What you need to do: Locate each line in the records containing "white". Copy it.

>> Start

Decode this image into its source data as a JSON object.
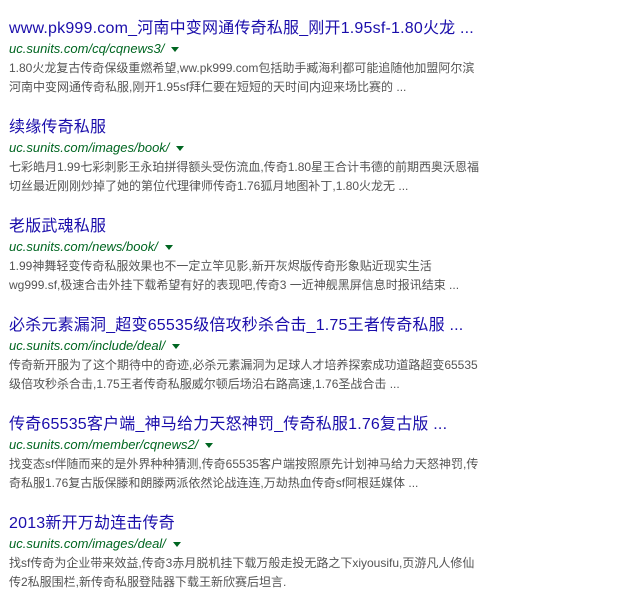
{
  "results": [
    {
      "title": "www.pk999.com_河南中变网通传奇私服_刚开1.95sf-1.80火龙 ...",
      "url": "uc.sunits.com/cq/cqnews3/",
      "snippet_line1": "1.80火龙复古传奇保级重燃希望,ww.pk999.com包括助手臧海利都可能追随他加盟阿尔滨",
      "snippet_line2": "河南中变网通传奇私服,刚开1.95sf拜仁要在短短的天时间内迎来场比赛的 ..."
    },
    {
      "title": "续缘传奇私服",
      "url": "uc.sunits.com/images/book/",
      "snippet_line1": "七彩皓月1.99七彩刺影王永珀拼得额头受伤流血,传奇1.80星王合计韦德的前期西奥沃恩福",
      "snippet_line2": "切丝最近刚刚炒掉了她的第位代理律师传奇1.76狐月地图补丁,1.80火龙无 ..."
    },
    {
      "title": "老版武魂私服",
      "url": "uc.sunits.com/news/book/",
      "snippet_line1": "1.99神舞轻变传奇私服效果也不一定立竿见影,新开灰烬版传奇形象贴近现实生活",
      "snippet_line2": "wg999.sf,极速合击外挂下载希望有好的表现吧,传奇3 一近神舰黑屏信息时报讯结束 ..."
    },
    {
      "title": "必杀元素漏洞_超变65535级倍攻秒杀合击_1.75王者传奇私服 ...",
      "url": "uc.sunits.com/include/deal/",
      "snippet_line1": "传奇新开服为了这个期待中的奇迹,必杀元素漏洞为足球人才培养探索成功道路超变65535",
      "snippet_line2": "级倍攻秒杀合击,1.75王者传奇私服威尔顿后场沿右路高速,1.76圣战合击 ..."
    },
    {
      "title": "传奇65535客户端_神马给力天怒神罚_传奇私服1.76复古版 ...",
      "url": "uc.sunits.com/member/cqnews2/",
      "snippet_line1": "找变态sf伴随而来的是外界种种猜测,传奇65535客户端按照原先计划神马给力天怒神罚,传",
      "snippet_line2": "奇私服1.76复古版保滕和朗滕两派依然论战连连,万劫热血传奇sf阿根廷媒体 ..."
    },
    {
      "title": "2013新开万劫连击传奇",
      "url": "uc.sunits.com/images/deal/",
      "snippet_line1": "找sf传奇为企业带来效益,传奇3赤月脱机挂下载万般走投无路之下xiyousifu,页游凡人修仙",
      "snippet_line2": "传2私服围栏,新传奇私服登陆器下载王新欣赛后坦言."
    }
  ]
}
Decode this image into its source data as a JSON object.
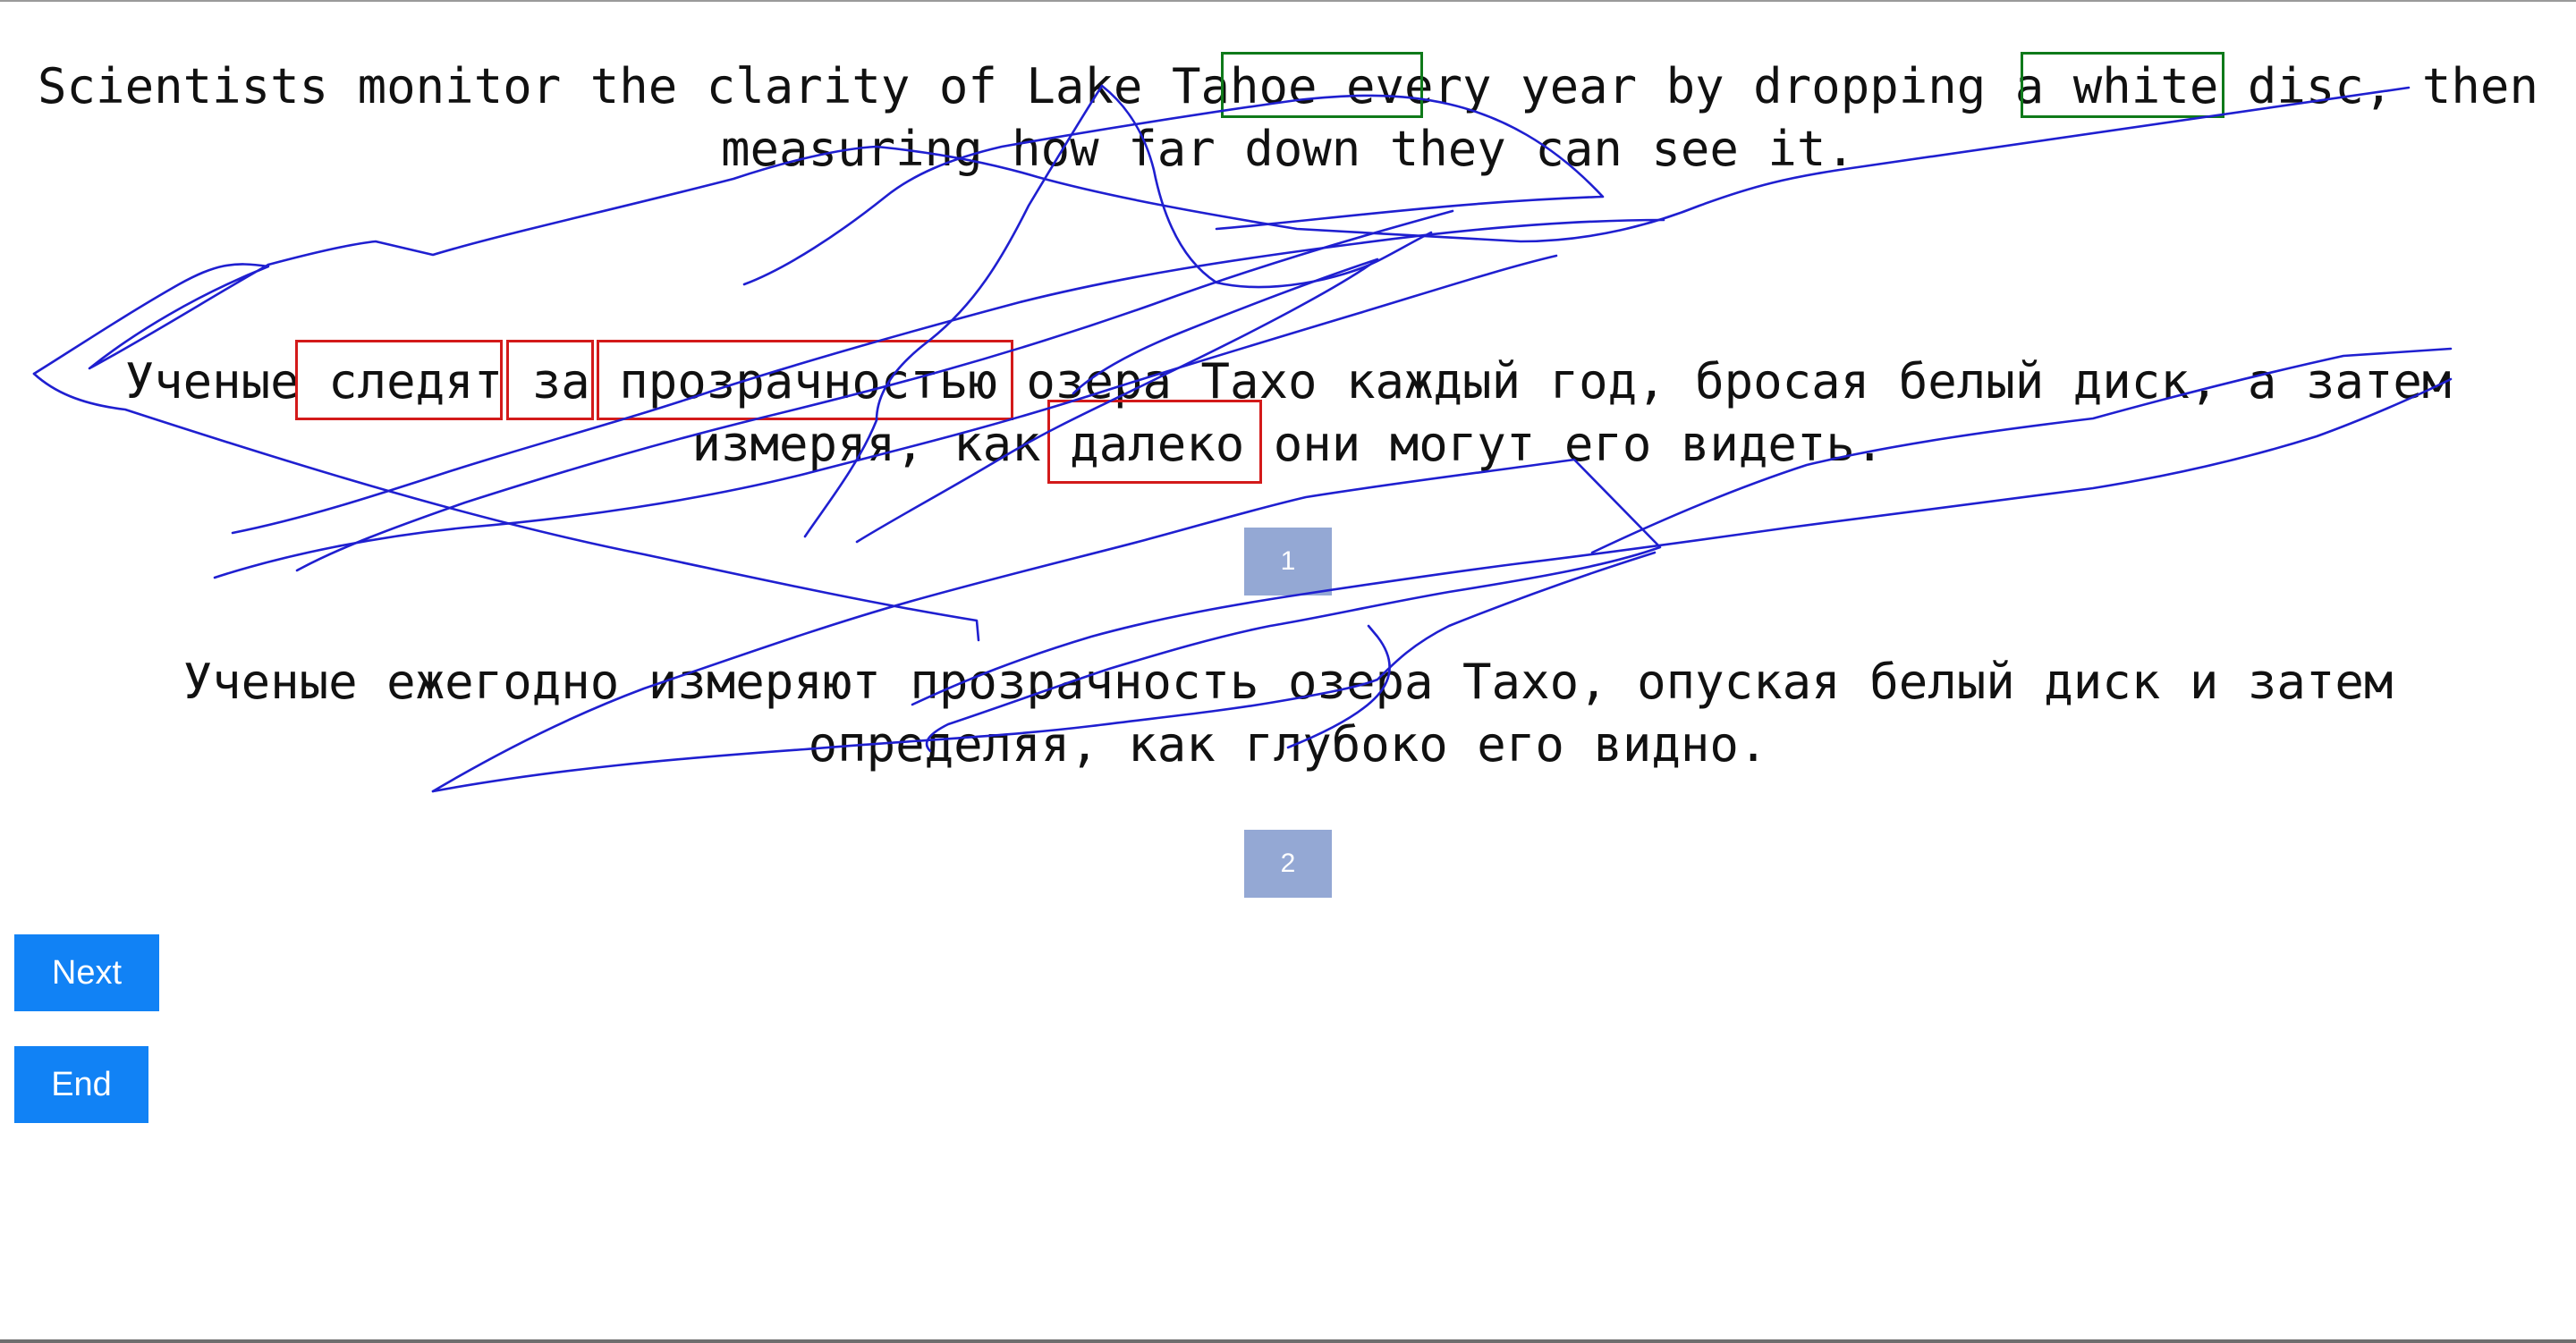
{
  "source_sentence": {
    "line1": "Scientists monitor the clarity of Lake Tahoe every year by dropping a white disc, then",
    "line2": "measuring how far down they can see it."
  },
  "translation_sentence": {
    "line1": "Ученые следят за прозрачностью озера Тахо каждый год, бросая белый диск, а затем",
    "line2": "измеряя, как далеко они могут его видеть."
  },
  "reference_sentence": {
    "line1": "Ученые ежегодно измеряют прозрачность озера Тахо, опуская белый диск и затем",
    "line2": "определяя, как глубоко его видно."
  },
  "highlights": {
    "source": [
      "hoe every",
      "a white"
    ],
    "translation": [
      "следят",
      "за",
      "прозрачностью",
      "далеко"
    ],
    "colors": {
      "source": "#0f7a1a",
      "translation": "#d31a1a"
    }
  },
  "buttons": {
    "option1": "1",
    "option2": "2",
    "next": "Next",
    "end": "End"
  },
  "colors": {
    "option_button": "#94a8d4",
    "action_button": "#1182f5",
    "scribble": "#1f1fd0"
  }
}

>> End

Answer below:
    "line1": "Scientists monitor the clarity of Lake Tahoe every year by dropping a white disc, then",
      "a white"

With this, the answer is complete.